(Stored records)
⁂

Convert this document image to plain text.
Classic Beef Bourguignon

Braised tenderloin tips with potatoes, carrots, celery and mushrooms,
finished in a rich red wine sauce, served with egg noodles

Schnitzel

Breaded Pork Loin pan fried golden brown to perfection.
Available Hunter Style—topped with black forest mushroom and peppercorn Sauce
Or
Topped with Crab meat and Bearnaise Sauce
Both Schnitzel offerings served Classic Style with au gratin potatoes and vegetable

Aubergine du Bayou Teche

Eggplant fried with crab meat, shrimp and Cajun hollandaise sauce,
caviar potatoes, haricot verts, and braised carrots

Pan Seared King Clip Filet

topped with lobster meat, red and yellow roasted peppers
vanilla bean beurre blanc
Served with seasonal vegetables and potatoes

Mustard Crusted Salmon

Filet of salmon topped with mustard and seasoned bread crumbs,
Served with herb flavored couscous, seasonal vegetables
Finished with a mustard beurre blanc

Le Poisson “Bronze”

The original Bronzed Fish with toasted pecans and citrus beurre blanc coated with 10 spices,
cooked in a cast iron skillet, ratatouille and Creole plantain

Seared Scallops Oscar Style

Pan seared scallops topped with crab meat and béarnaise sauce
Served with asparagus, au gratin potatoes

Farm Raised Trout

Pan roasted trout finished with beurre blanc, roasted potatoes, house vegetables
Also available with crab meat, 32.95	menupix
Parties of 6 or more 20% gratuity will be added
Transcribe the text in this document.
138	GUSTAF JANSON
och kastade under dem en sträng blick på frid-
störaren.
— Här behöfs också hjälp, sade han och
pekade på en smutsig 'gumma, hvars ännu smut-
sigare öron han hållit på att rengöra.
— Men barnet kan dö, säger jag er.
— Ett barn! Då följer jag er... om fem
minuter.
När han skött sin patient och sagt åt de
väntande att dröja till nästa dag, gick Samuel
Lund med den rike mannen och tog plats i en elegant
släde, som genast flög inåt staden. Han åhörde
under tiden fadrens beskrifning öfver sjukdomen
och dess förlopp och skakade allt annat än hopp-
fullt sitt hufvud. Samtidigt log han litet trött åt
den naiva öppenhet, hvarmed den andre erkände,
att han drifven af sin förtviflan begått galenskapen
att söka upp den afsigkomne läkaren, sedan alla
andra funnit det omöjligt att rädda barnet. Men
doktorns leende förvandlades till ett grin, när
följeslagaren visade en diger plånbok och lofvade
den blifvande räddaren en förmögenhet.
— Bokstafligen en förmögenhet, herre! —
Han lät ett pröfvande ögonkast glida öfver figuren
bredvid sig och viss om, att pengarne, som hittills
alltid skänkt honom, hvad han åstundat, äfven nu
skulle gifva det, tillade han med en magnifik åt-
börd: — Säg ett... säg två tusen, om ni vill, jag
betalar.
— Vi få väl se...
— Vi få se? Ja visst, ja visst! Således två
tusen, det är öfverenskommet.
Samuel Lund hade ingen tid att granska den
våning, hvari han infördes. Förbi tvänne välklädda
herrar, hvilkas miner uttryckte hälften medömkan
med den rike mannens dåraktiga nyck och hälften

⁂

All of the entries above must be quoted exactly.

Convert this document image to plain text.
Classic Beef Bourguignon

Braised tenderloin tips with potatoes, carrots, celery and mushrooms,
finished in a rich red wine sauce, served with egg noodles

Schnitzel

Breaded Pork Loin pan fried golden brown to perfection.
Available Hunter Style—topped with black forest mushroom and peppercorn Sauce
Or
Topped with Crab meat and Bearnaise Sauce
Both Schnitzel offerings served Classic Style with au gratin potatoes and vegetable

Aubergine du Bayou Teche

Eggplant fried with crab meat, shrimp and Cajun hollandaise sauce,
caviar potatoes, haricot verts, and braised carrots

Pan Seared King Clip Filet

topped with lobster meat, red and yellow roasted peppers
vanilla bean beurre blanc
Served with seasonal vegetables and potatoes

Mustard Crusted Salmon

Filet of salmon topped with mustard and seasoned bread crumbs,
Served with herb flavored couscous, seasonal vegetables
Finished with a mustard beurre blanc

Le Poisson “Bronze”

The original Bronzed Fish with toasted pecans and citrus beurre blanc coated with 10 spices,
cooked in a cast iron skillet, ratatouille and Creole plantain

Seared Scallops Oscar Style

Pan seared scallops topped with crab meat and béarnaise sauce
Served with asparagus, au gratin potatoes

Farm Raised Trout

Pan roasted trout finished with beurre blanc, roasted potatoes, house vegetables
Also available with crab meat, 32.95	menupix
Parties of 6 or more 20% gratuity will be added
Transcribe the text in this document.
138	GUSTAF JANSON
och kastade under dem en sträng blick på frid-
störaren.
— Här behöfs också hjälp, sade han och
pekade på en smutsig 'gumma, hvars ännu smut-
sigare öron han hållit på att rengöra.
— Men barnet kan dö, säger jag er.
— Ett barn! Då följer jag er... om fem
minuter.
När han skött sin patient och sagt åt de
väntande att dröja till nästa dag, gick Samuel
Lund med den rike mannen och tog plats i en elegant
släde, som genast flög inåt staden. Han åhörde
under tiden fadrens beskrifning öfver sjukdomen
och dess förlopp och skakade allt annat än hopp-
fullt sitt hufvud. Samtidigt log han litet trött åt
den naiva öppenhet, hvarmed den andre erkände,
att han drifven af sin förtviflan begått galenskapen
att söka upp den afsigkomne läkaren, sedan alla
andra funnit det omöjligt att rädda barnet. Men
doktorns leende förvandlades till ett grin, när
följeslagaren visade en diger plånbok och lofvade
den blifvande räddaren en förmögenhet.
— Bokstafligen en förmögenhet, herre! —
Han lät ett pröfvande ögonkast glida öfver figuren
bredvid sig och viss om, att pengarne, som hittills
alltid skänkt honom, hvad han åstundat, äfven nu
skulle gifva det, tillade han med en magnifik åt-
börd: — Säg ett... säg två tusen, om ni vill, jag
betalar.
— Vi få väl se...
— Vi få se? Ja visst, ja visst! Således två
tusen, det är öfverenskommet.
Samuel Lund hade ingen tid att granska den
våning, hvari han infördes. Förbi tvänne välklädda
herrar, hvilkas miner uttryckte hälften medömkan
med den rike mannens dåraktiga nyck och hälften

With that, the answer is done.